** Start Excerpted data **

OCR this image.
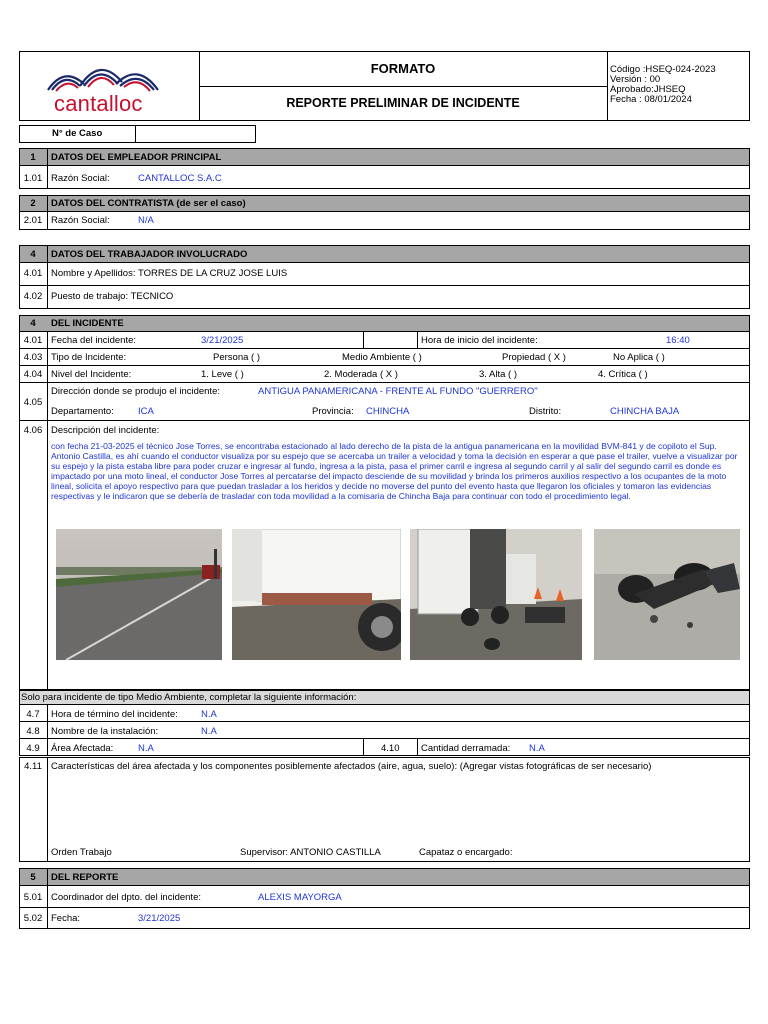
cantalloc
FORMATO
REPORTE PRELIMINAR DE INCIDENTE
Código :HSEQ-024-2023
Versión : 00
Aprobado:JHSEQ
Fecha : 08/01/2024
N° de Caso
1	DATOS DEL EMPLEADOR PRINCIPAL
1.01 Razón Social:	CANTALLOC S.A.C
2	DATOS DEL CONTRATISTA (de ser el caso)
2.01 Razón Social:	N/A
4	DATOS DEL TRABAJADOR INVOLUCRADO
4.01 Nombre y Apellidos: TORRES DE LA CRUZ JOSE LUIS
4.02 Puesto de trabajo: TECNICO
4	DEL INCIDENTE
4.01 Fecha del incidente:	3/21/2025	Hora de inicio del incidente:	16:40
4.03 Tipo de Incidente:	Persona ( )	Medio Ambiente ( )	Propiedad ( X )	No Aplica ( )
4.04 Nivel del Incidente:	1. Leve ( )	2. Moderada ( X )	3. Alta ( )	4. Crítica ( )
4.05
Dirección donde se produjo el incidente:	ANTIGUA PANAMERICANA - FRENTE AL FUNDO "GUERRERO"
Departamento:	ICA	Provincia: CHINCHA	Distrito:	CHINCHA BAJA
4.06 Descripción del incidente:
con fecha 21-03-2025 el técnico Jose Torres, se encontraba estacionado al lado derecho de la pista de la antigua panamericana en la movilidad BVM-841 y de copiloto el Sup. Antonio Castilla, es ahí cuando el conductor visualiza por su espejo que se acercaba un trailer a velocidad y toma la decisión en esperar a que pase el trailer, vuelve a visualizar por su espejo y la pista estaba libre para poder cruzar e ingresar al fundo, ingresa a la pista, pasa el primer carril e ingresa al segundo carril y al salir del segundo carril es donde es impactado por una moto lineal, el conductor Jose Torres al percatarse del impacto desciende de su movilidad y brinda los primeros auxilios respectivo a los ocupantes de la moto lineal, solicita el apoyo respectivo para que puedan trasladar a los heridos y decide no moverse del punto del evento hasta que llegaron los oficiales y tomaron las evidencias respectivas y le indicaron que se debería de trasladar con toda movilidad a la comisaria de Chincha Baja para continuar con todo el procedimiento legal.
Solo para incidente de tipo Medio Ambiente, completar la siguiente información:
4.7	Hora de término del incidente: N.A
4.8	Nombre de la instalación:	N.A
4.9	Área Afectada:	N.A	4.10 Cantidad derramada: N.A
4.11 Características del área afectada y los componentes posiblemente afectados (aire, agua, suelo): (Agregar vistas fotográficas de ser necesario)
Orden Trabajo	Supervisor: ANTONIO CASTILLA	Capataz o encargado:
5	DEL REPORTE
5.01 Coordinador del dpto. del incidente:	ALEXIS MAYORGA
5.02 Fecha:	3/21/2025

** End Excerpted data **
** Start Excerpted data **

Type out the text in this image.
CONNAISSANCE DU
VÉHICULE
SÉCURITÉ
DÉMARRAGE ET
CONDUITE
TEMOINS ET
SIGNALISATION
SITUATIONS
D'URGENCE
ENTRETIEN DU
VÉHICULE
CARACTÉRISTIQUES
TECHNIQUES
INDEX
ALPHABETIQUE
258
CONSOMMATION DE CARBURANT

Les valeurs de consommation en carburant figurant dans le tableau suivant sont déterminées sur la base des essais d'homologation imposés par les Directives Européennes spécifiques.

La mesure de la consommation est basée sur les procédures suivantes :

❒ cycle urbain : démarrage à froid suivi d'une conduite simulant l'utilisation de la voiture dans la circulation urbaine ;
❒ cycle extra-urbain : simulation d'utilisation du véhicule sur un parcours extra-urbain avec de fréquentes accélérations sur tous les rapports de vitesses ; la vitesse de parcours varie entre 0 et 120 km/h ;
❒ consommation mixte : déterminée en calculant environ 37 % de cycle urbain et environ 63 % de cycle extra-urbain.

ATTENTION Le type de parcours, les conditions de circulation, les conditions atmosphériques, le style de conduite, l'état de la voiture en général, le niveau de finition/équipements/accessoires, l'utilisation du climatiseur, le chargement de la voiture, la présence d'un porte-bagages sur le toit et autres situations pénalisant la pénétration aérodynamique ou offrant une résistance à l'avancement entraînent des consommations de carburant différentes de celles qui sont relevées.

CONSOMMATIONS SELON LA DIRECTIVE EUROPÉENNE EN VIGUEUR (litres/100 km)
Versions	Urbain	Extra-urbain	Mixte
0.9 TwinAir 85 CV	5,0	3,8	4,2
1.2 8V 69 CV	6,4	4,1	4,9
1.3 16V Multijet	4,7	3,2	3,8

** End Excerpted data **

* **What this task involves**
For the material, find the number of lines holding the word "donde" and give that figure and nothing more.

* **Problem solution**
2